* _Problem to work on_: Quote the records that follow in full, leaving the pictures out.

Items from a figure collection

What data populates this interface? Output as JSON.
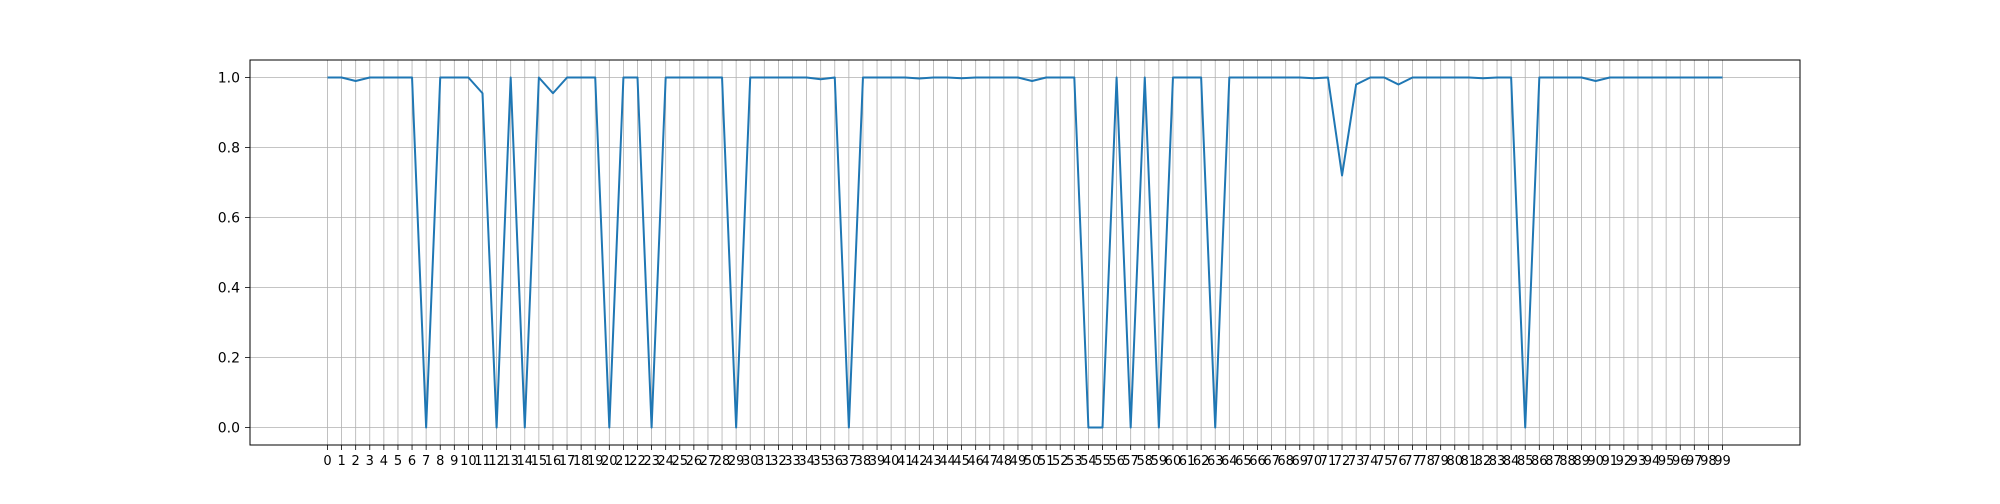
{
  "chart_data": {
    "type": "line",
    "title": "",
    "xlabel": "",
    "ylabel": "",
    "xlim": [
      -5.5,
      104.5
    ],
    "ylim": [
      -0.05,
      1.05
    ],
    "grid": true,
    "line_color": "#1f77b4",
    "grid_color": "#b0b0b0",
    "x": [
      0,
      1,
      2,
      3,
      4,
      5,
      6,
      7,
      8,
      9,
      10,
      11,
      12,
      13,
      14,
      15,
      16,
      17,
      18,
      19,
      20,
      21,
      22,
      23,
      24,
      25,
      26,
      27,
      28,
      29,
      30,
      31,
      32,
      33,
      34,
      35,
      36,
      37,
      38,
      39,
      40,
      41,
      42,
      43,
      44,
      45,
      46,
      47,
      48,
      49,
      50,
      51,
      52,
      53,
      54,
      55,
      56,
      57,
      58,
      59,
      60,
      61,
      62,
      63,
      64,
      65,
      66,
      67,
      68,
      69,
      70,
      71,
      72,
      73,
      74,
      75,
      76,
      77,
      78,
      79,
      80,
      81,
      82,
      83,
      84,
      85,
      86,
      87,
      88,
      89,
      90,
      91,
      92,
      93,
      94,
      95,
      96,
      97,
      98,
      99
    ],
    "x_tick_labels": [
      "0",
      "1",
      "2",
      "3",
      "4",
      "5",
      "6",
      "7",
      "8",
      "9",
      "10",
      "11",
      "12",
      "13",
      "14",
      "15",
      "16",
      "17",
      "18",
      "19",
      "20",
      "21",
      "22",
      "23",
      "24",
      "25",
      "26",
      "27",
      "28",
      "29",
      "30",
      "31",
      "32",
      "33",
      "34",
      "35",
      "36",
      "37",
      "38",
      "39",
      "40",
      "41",
      "42",
      "43",
      "44",
      "45",
      "46",
      "47",
      "48",
      "49",
      "50",
      "51",
      "52",
      "53",
      "54",
      "55",
      "56",
      "57",
      "58",
      "59",
      "60",
      "61",
      "62",
      "63",
      "64",
      "65",
      "66",
      "67",
      "68",
      "69",
      "70",
      "71",
      "72",
      "73",
      "74",
      "75",
      "76",
      "77",
      "78",
      "79",
      "80",
      "81",
      "82",
      "83",
      "84",
      "85",
      "86",
      "87",
      "88",
      "89",
      "90",
      "91",
      "92",
      "93",
      "94",
      "95",
      "96",
      "97",
      "98",
      "99"
    ],
    "y_ticks": [
      0.0,
      0.2,
      0.4,
      0.6,
      0.8,
      1.0
    ],
    "y_tick_labels": [
      "0.0",
      "0.2",
      "0.4",
      "0.6",
      "0.8",
      "1.0"
    ],
    "series": [
      {
        "values": [
          1.0,
          1.0,
          0.99,
          1.0,
          1.0,
          1.0,
          1.0,
          0.0,
          1.0,
          1.0,
          1.0,
          0.955,
          0.0,
          1.0,
          0.0,
          1.0,
          0.955,
          1.0,
          1.0,
          1.0,
          0.0,
          1.0,
          1.0,
          0.0,
          1.0,
          1.0,
          1.0,
          1.0,
          1.0,
          0.0,
          1.0,
          1.0,
          1.0,
          1.0,
          1.0,
          0.995,
          1.0,
          0.0,
          1.0,
          1.0,
          1.0,
          1.0,
          0.997,
          1.0,
          1.0,
          0.998,
          1.0,
          1.0,
          1.0,
          1.0,
          0.99,
          1.0,
          1.0,
          1.0,
          0.0,
          0.0,
          1.0,
          0.0,
          1.0,
          0.0,
          1.0,
          1.0,
          1.0,
          0.0,
          1.0,
          1.0,
          1.0,
          1.0,
          1.0,
          1.0,
          0.998,
          1.0,
          0.72,
          0.98,
          1.0,
          1.0,
          0.98,
          1.0,
          1.0,
          1.0,
          1.0,
          1.0,
          0.998,
          1.0,
          1.0,
          0.0,
          1.0,
          1.0,
          1.0,
          1.0,
          0.99,
          1.0,
          1.0,
          1.0,
          1.0,
          1.0,
          1.0,
          1.0,
          1.0,
          1.0
        ]
      }
    ]
  }
}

* _Output for this exercise_:
What data populates this interface? Output as JSON.
{
  "chart_data": {
    "type": "line",
    "title": "",
    "xlabel": "",
    "ylabel": "",
    "xlim": [
      -5.5,
      104.5
    ],
    "ylim": [
      -0.05,
      1.05
    ],
    "grid": true,
    "line_color": "#1f77b4",
    "grid_color": "#b0b0b0",
    "x": [
      0,
      1,
      2,
      3,
      4,
      5,
      6,
      7,
      8,
      9,
      10,
      11,
      12,
      13,
      14,
      15,
      16,
      17,
      18,
      19,
      20,
      21,
      22,
      23,
      24,
      25,
      26,
      27,
      28,
      29,
      30,
      31,
      32,
      33,
      34,
      35,
      36,
      37,
      38,
      39,
      40,
      41,
      42,
      43,
      44,
      45,
      46,
      47,
      48,
      49,
      50,
      51,
      52,
      53,
      54,
      55,
      56,
      57,
      58,
      59,
      60,
      61,
      62,
      63,
      64,
      65,
      66,
      67,
      68,
      69,
      70,
      71,
      72,
      73,
      74,
      75,
      76,
      77,
      78,
      79,
      80,
      81,
      82,
      83,
      84,
      85,
      86,
      87,
      88,
      89,
      90,
      91,
      92,
      93,
      94,
      95,
      96,
      97,
      98,
      99
    ],
    "x_tick_labels": [
      "0",
      "1",
      "2",
      "3",
      "4",
      "5",
      "6",
      "7",
      "8",
      "9",
      "10",
      "11",
      "12",
      "13",
      "14",
      "15",
      "16",
      "17",
      "18",
      "19",
      "20",
      "21",
      "22",
      "23",
      "24",
      "25",
      "26",
      "27",
      "28",
      "29",
      "30",
      "31",
      "32",
      "33",
      "34",
      "35",
      "36",
      "37",
      "38",
      "39",
      "40",
      "41",
      "42",
      "43",
      "44",
      "45",
      "46",
      "47",
      "48",
      "49",
      "50",
      "51",
      "52",
      "53",
      "54",
      "55",
      "56",
      "57",
      "58",
      "59",
      "60",
      "61",
      "62",
      "63",
      "64",
      "65",
      "66",
      "67",
      "68",
      "69",
      "70",
      "71",
      "72",
      "73",
      "74",
      "75",
      "76",
      "77",
      "78",
      "79",
      "80",
      "81",
      "82",
      "83",
      "84",
      "85",
      "86",
      "87",
      "88",
      "89",
      "90",
      "91",
      "92",
      "93",
      "94",
      "95",
      "96",
      "97",
      "98",
      "99"
    ],
    "y_ticks": [
      0.0,
      0.2,
      0.4,
      0.6,
      0.8,
      1.0
    ],
    "y_tick_labels": [
      "0.0",
      "0.2",
      "0.4",
      "0.6",
      "0.8",
      "1.0"
    ],
    "series": [
      {
        "values": [
          1.0,
          1.0,
          0.99,
          1.0,
          1.0,
          1.0,
          1.0,
          0.0,
          1.0,
          1.0,
          1.0,
          0.955,
          0.0,
          1.0,
          0.0,
          1.0,
          0.955,
          1.0,
          1.0,
          1.0,
          0.0,
          1.0,
          1.0,
          0.0,
          1.0,
          1.0,
          1.0,
          1.0,
          1.0,
          0.0,
          1.0,
          1.0,
          1.0,
          1.0,
          1.0,
          0.995,
          1.0,
          0.0,
          1.0,
          1.0,
          1.0,
          1.0,
          0.997,
          1.0,
          1.0,
          0.998,
          1.0,
          1.0,
          1.0,
          1.0,
          0.99,
          1.0,
          1.0,
          1.0,
          0.0,
          0.0,
          1.0,
          0.0,
          1.0,
          0.0,
          1.0,
          1.0,
          1.0,
          0.0,
          1.0,
          1.0,
          1.0,
          1.0,
          1.0,
          1.0,
          0.998,
          1.0,
          0.72,
          0.98,
          1.0,
          1.0,
          0.98,
          1.0,
          1.0,
          1.0,
          1.0,
          1.0,
          0.998,
          1.0,
          1.0,
          0.0,
          1.0,
          1.0,
          1.0,
          1.0,
          0.99,
          1.0,
          1.0,
          1.0,
          1.0,
          1.0,
          1.0,
          1.0,
          1.0,
          1.0
        ]
      }
    ]
  }
}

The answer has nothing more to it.